>> begin Material for this exercise

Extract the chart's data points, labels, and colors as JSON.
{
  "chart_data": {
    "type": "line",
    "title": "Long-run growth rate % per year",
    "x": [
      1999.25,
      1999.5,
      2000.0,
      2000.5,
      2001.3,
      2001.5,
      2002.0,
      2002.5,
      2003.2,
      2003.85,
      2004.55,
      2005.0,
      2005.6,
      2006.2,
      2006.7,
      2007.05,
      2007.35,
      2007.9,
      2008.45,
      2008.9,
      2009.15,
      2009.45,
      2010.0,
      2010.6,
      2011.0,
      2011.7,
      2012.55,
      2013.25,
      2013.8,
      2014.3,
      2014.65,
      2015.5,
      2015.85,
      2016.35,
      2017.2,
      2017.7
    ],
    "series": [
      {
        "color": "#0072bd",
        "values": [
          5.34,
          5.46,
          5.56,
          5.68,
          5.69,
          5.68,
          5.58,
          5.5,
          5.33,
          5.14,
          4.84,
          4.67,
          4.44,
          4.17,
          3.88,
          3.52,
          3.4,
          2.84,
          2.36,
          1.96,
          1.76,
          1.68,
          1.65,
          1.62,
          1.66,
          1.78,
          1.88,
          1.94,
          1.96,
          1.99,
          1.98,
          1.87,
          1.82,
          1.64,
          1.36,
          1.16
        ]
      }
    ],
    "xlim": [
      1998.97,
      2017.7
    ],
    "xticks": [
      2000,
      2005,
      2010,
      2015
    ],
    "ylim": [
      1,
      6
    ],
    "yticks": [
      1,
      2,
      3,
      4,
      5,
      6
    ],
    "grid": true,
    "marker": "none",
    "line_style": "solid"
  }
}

>> end Material for this exercise

* [Directions]:
The records above are to be repeated exactly, in their entirety.

* [Result for this task]:
Extract the chart's data points, labels, and colors as JSON.
{
  "chart_data": {
    "type": "line",
    "title": "Long-run growth rate % per year",
    "x": [
      1999.25,
      1999.5,
      2000.0,
      2000.5,
      2001.3,
      2001.5,
      2002.0,
      2002.5,
      2003.2,
      2003.85,
      2004.55,
      2005.0,
      2005.6,
      2006.2,
      2006.7,
      2007.05,
      2007.35,
      2007.9,
      2008.45,
      2008.9,
      2009.15,
      2009.45,
      2010.0,
      2010.6,
      2011.0,
      2011.7,
      2012.55,
      2013.25,
      2013.8,
      2014.3,
      2014.65,
      2015.5,
      2015.85,
      2016.35,
      2017.2,
      2017.7
    ],
    "series": [
      {
        "color": "#0072bd",
        "values": [
          5.34,
          5.46,
          5.56,
          5.68,
          5.69,
          5.68,
          5.58,
          5.5,
          5.33,
          5.14,
          4.84,
          4.67,
          4.44,
          4.17,
          3.88,
          3.52,
          3.4,
          2.84,
          2.36,
          1.96,
          1.76,
          1.68,
          1.65,
          1.62,
          1.66,
          1.78,
          1.88,
          1.94,
          1.96,
          1.99,
          1.98,
          1.87,
          1.82,
          1.64,
          1.36,
          1.16
        ]
      }
    ],
    "xlim": [
      1998.97,
      2017.7
    ],
    "xticks": [
      2000,
      2005,
      2010,
      2015
    ],
    "ylim": [
      1,
      6
    ],
    "yticks": [
      1,
      2,
      3,
      4,
      5,
      6
    ],
    "grid": true,
    "marker": "none",
    "line_style": "solid"
  }
}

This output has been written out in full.